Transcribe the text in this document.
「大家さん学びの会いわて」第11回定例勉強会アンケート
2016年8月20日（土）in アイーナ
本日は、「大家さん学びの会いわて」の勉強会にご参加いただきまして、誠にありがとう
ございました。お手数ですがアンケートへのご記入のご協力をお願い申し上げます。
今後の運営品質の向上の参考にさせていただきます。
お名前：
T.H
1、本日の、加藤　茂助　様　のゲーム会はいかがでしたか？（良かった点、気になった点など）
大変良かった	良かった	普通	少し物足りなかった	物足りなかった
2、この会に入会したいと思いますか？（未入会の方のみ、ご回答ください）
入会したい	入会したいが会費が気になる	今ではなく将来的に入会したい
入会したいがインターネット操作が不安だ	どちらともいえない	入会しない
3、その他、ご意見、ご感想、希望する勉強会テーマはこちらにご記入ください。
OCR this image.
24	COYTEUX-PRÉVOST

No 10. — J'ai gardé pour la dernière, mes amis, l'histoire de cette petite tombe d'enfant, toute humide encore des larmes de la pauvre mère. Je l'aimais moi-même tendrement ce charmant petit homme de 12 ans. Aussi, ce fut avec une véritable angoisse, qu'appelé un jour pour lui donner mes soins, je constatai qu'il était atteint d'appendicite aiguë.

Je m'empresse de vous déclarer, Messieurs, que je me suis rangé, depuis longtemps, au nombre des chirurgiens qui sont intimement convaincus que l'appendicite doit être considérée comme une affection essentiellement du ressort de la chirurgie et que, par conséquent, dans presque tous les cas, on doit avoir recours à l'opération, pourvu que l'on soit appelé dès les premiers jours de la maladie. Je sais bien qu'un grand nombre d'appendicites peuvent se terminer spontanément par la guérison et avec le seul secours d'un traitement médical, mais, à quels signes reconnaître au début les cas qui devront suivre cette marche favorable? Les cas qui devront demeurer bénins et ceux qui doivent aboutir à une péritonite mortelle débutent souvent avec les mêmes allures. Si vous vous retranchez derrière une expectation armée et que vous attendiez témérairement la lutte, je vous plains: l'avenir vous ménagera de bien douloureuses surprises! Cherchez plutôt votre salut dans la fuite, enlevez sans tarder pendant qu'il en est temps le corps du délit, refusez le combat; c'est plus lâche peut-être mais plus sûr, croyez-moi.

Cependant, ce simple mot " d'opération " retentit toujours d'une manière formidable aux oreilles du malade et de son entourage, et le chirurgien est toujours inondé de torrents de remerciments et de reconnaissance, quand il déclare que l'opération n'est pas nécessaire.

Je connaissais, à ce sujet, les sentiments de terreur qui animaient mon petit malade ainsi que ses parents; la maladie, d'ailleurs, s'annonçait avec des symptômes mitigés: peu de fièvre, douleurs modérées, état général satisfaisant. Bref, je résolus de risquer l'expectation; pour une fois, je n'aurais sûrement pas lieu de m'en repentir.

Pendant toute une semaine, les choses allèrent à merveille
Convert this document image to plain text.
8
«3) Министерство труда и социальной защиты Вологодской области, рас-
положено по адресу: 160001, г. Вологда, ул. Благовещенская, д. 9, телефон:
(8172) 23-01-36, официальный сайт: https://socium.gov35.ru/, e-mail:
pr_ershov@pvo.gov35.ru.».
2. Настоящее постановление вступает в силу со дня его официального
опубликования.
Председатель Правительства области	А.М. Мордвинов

________________________

- Task directions -
Please output the entire listing exactly as it stands.

- Exercise answer -
Transcribe the text in this document.
「大家さん学びの会いわて」第11回定例勉強会アンケート
2016年8月20日（土）in アイーナ
本日は、「大家さん学びの会いわて」の勉強会にご参加いただきまして、誠にありがとう
ございました。お手数ですがアンケートへのご記入のご協力をお願い申し上げます。
今後の運営品質の向上の参考にさせていただきます。
お名前：
T.H
1、本日の、加藤　茂助　様　のゲーム会はいかがでしたか？（良かった点、気になった点など）
大変良かった	良かった	普通	少し物足りなかった	物足りなかった
2、この会に入会したいと思いますか？（未入会の方のみ、ご回答ください）
入会したい	入会したいが会費が気になる	今ではなく将来的に入会したい
入会したいがインターネット操作が不安だ	どちらともいえない	入会しない
3、その他、ご意見、ご感想、希望する勉強会テーマはこちらにご記入ください。
OCR this image.
24	COYTEUX-PRÉVOST

No 10. — J'ai gardé pour la dernière, mes amis, l'histoire de cette petite tombe d'enfant, toute humide encore des larmes de la pauvre mère. Je l'aimais moi-même tendrement ce charmant petit homme de 12 ans. Aussi, ce fut avec une véritable angoisse, qu'appelé un jour pour lui donner mes soins, je constatai qu'il était atteint d'appendicite aiguë.

Je m'empresse de vous déclarer, Messieurs, que je me suis rangé, depuis longtemps, au nombre des chirurgiens qui sont intimement convaincus que l'appendicite doit être considérée comme une affection essentiellement du ressort de la chirurgie et que, par conséquent, dans presque tous les cas, on doit avoir recours à l'opération, pourvu que l'on soit appelé dès les premiers jours de la maladie. Je sais bien qu'un grand nombre d'appendicites peuvent se terminer spontanément par la guérison et avec le seul secours d'un traitement médical, mais, à quels signes reconnaître au début les cas qui devront suivre cette marche favorable? Les cas qui devront demeurer bénins et ceux qui doivent aboutir à une péritonite mortelle débutent souvent avec les mêmes allures. Si vous vous retranchez derrière une expectation armée et que vous attendiez témérairement la lutte, je vous plains: l'avenir vous ménagera de bien douloureuses surprises! Cherchez plutôt votre salut dans la fuite, enlevez sans tarder pendant qu'il en est temps le corps du délit, refusez le combat; c'est plus lâche peut-être mais plus sûr, croyez-moi.

Cependant, ce simple mot " d'opération " retentit toujours d'une manière formidable aux oreilles du malade et de son entourage, et le chirurgien est toujours inondé de torrents de remerciments et de reconnaissance, quand il déclare que l'opération n'est pas nécessaire.

Je connaissais, à ce sujet, les sentiments de terreur qui animaient mon petit malade ainsi que ses parents; la maladie, d'ailleurs, s'annonçait avec des symptômes mitigés: peu de fièvre, douleurs modérées, état général satisfaisant. Bref, je résolus de risquer l'expectation; pour une fois, je n'aurais sûrement pas lieu de m'en repentir.

Pendant toute une semaine, les choses allèrent à merveille
Convert this document image to plain text.
8
«3) Министерство труда и социальной защиты Вологодской области, рас-
положено по адресу: 160001, г. Вологда, ул. Благовещенская, д. 9, телефон:
(8172) 23-01-36, официальный сайт: https://socium.gov35.ru/, e-mail:
pr_ershov@pvo.gov35.ru.».
2. Настоящее постановление вступает в силу со дня его официального
опубликования.
Председатель Правительства области	А.М. Мордвинов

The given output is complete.